▸ **WHAT YOU SHOULD DO**: Wherever the string "Contorno" appears in a line, extract that line.

[Data excerpts]
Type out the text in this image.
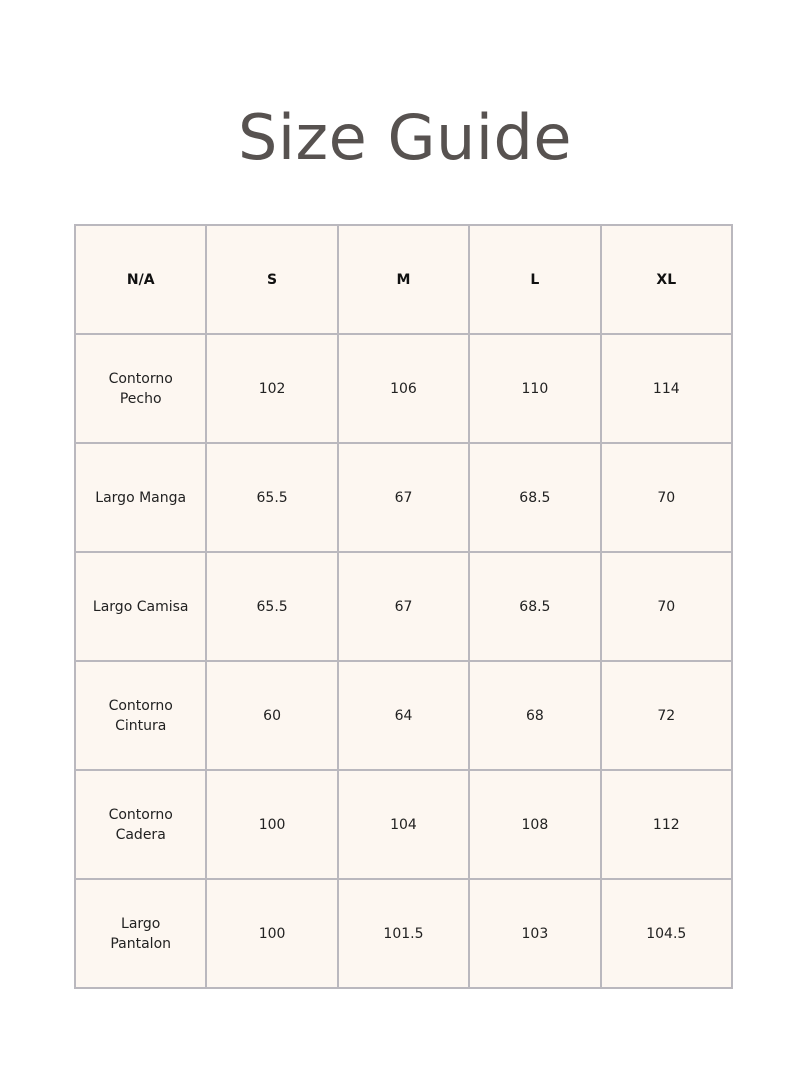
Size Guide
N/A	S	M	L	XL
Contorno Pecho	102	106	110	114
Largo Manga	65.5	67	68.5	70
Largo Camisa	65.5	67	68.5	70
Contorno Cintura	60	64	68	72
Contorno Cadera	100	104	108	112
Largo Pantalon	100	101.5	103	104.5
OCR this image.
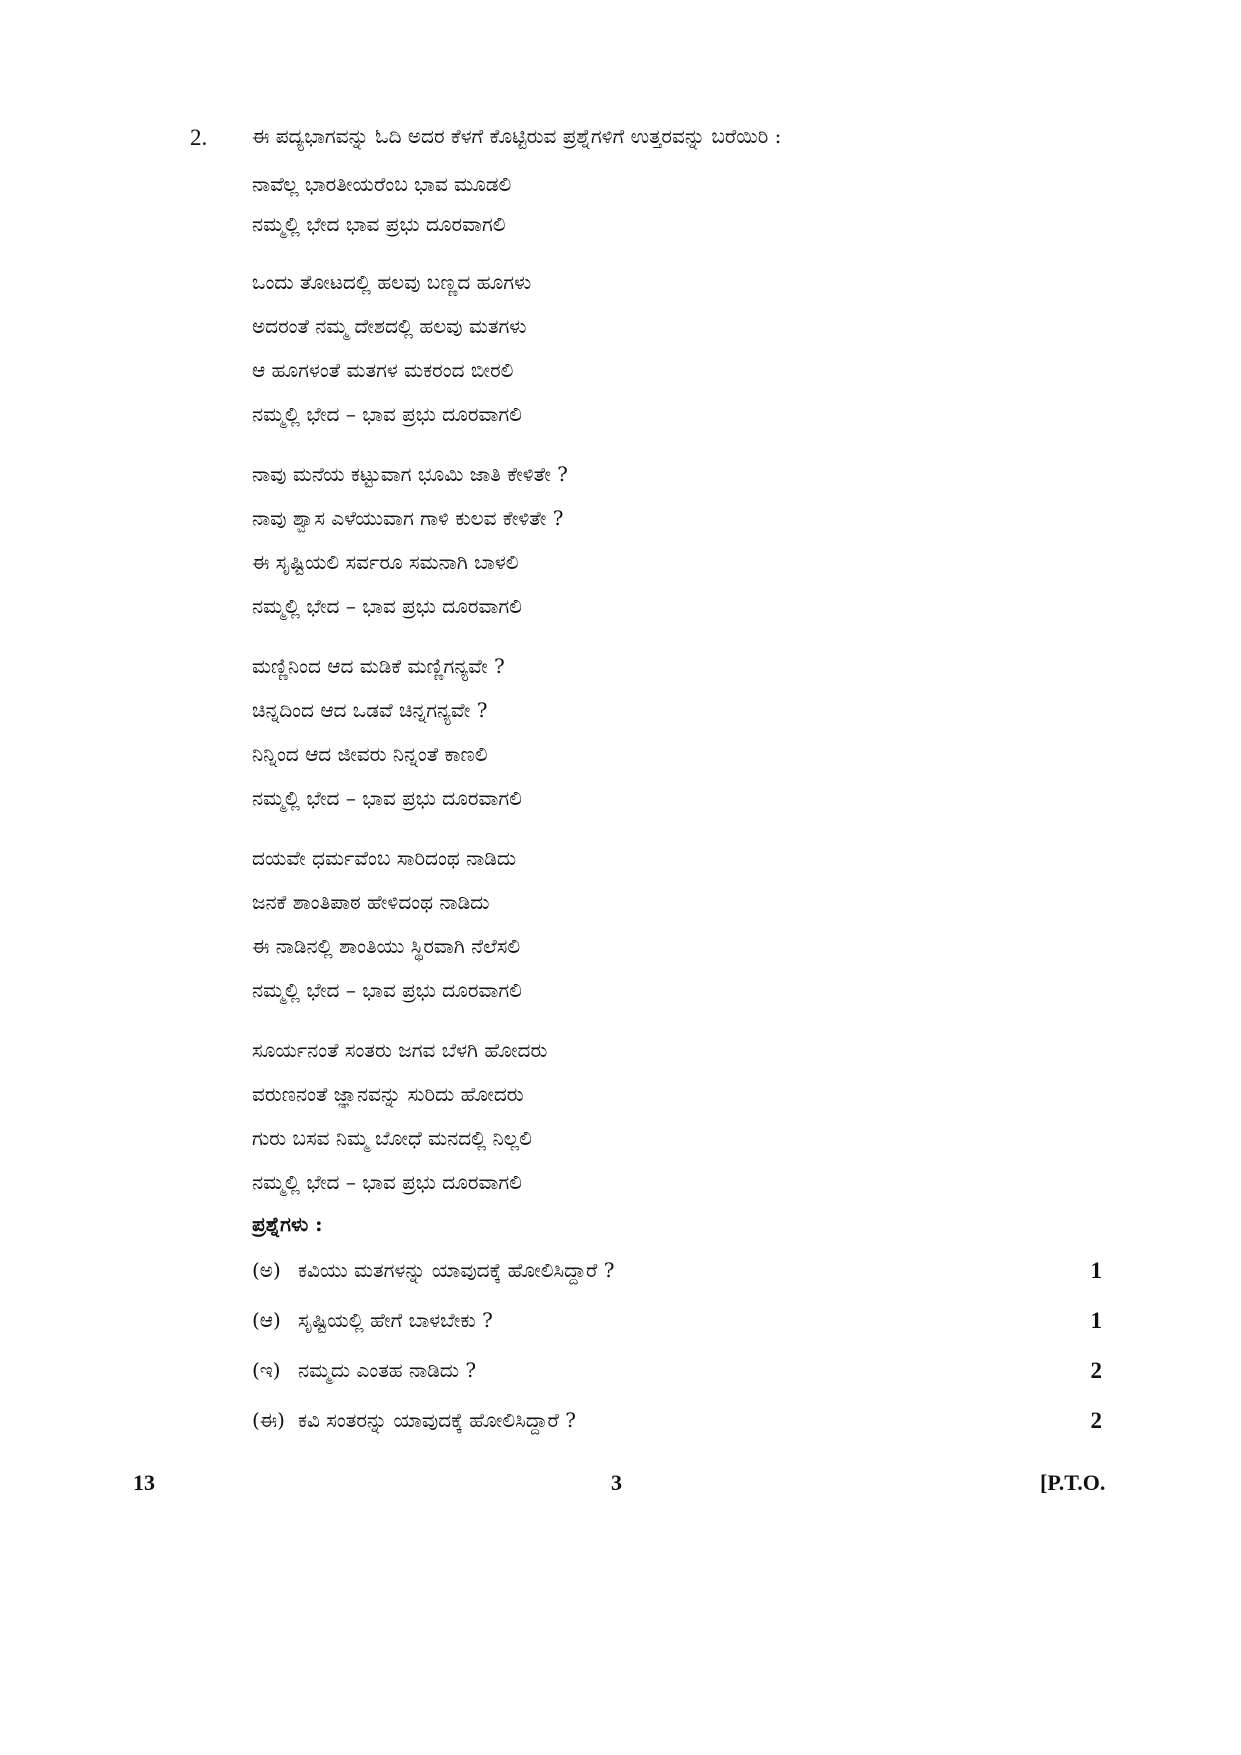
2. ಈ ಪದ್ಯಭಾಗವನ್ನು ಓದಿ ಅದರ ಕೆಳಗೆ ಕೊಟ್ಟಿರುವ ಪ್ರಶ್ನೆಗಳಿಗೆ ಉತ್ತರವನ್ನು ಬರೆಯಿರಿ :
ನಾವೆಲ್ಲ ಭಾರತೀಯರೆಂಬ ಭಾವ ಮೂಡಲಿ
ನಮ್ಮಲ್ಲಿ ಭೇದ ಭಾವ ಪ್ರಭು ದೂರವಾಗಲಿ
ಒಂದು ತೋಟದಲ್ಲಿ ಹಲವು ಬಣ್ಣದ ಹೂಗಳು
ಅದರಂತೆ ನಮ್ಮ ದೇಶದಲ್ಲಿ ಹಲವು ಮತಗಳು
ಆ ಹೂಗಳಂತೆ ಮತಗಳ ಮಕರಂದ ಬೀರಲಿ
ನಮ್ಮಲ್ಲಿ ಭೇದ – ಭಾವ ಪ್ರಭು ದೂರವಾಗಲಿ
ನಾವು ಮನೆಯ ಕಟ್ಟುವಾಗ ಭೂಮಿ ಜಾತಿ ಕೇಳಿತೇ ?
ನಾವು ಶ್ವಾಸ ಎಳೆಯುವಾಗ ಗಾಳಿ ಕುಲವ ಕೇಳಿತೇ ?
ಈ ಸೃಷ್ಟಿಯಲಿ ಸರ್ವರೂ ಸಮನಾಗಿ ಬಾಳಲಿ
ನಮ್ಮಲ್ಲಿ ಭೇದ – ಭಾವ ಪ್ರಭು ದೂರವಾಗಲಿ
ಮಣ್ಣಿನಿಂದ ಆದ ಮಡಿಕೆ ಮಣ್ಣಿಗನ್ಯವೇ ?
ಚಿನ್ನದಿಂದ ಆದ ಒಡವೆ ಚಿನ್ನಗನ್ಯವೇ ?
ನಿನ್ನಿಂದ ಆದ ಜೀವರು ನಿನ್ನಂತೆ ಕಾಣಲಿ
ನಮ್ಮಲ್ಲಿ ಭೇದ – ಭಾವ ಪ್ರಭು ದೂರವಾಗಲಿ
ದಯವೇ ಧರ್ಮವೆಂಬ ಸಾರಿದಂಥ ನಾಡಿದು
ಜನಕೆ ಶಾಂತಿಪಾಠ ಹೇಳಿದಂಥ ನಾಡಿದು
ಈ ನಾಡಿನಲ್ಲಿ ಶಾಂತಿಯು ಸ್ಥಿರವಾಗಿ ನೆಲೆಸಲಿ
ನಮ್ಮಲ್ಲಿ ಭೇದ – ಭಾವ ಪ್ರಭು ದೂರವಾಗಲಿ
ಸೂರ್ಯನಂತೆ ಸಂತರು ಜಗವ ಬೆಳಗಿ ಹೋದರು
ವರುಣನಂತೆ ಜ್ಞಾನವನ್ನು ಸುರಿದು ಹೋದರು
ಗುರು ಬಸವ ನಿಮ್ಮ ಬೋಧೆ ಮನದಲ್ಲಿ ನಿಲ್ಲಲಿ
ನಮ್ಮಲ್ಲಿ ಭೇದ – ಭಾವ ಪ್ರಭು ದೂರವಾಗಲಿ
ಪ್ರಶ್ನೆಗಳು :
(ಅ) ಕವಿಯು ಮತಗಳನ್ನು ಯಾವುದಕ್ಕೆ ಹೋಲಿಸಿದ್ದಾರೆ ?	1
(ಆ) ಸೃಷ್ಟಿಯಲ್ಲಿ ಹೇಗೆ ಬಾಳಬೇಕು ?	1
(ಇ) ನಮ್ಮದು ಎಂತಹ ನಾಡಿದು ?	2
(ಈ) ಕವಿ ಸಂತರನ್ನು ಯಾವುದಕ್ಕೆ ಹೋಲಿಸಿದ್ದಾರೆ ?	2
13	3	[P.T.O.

...

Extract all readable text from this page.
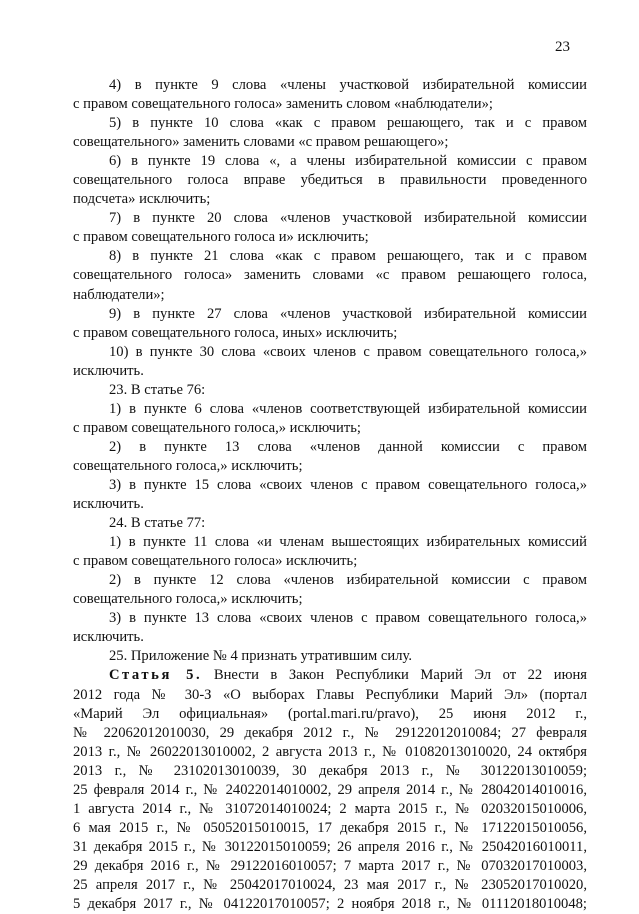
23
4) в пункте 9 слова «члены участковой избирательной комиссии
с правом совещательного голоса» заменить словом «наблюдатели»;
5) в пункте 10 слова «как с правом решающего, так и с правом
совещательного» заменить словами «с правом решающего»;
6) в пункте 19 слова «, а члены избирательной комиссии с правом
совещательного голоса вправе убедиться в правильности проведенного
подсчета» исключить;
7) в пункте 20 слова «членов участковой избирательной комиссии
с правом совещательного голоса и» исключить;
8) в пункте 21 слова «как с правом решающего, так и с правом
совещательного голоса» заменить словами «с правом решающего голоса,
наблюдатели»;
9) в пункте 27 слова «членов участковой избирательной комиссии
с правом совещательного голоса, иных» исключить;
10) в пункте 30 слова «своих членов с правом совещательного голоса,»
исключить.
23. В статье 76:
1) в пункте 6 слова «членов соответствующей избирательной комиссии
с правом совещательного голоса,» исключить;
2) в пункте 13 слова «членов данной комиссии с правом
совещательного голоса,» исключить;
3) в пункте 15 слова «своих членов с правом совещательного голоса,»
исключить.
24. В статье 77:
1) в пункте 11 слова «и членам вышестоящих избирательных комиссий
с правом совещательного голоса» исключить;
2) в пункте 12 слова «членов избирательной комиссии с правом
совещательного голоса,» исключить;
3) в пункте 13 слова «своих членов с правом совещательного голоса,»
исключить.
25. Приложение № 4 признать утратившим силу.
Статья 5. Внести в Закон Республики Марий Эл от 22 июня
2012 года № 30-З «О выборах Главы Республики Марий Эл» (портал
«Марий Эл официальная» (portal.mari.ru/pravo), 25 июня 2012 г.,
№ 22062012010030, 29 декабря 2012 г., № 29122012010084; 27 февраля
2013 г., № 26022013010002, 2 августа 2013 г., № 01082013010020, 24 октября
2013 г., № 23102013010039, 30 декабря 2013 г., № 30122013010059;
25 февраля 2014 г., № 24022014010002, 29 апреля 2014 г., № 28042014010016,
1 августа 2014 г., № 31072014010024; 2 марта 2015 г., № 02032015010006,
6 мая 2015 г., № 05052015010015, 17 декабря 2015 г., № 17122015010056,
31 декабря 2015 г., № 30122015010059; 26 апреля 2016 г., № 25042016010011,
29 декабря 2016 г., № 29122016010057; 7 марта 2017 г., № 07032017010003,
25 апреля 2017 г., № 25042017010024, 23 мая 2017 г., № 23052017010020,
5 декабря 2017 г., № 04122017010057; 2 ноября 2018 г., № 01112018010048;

▸ **EXERCISE RESULT**:
Contorno Pecho	102	106	110	114
Contorno Cintura	60	64	68	72
Contorno Cadera	100	104	108	112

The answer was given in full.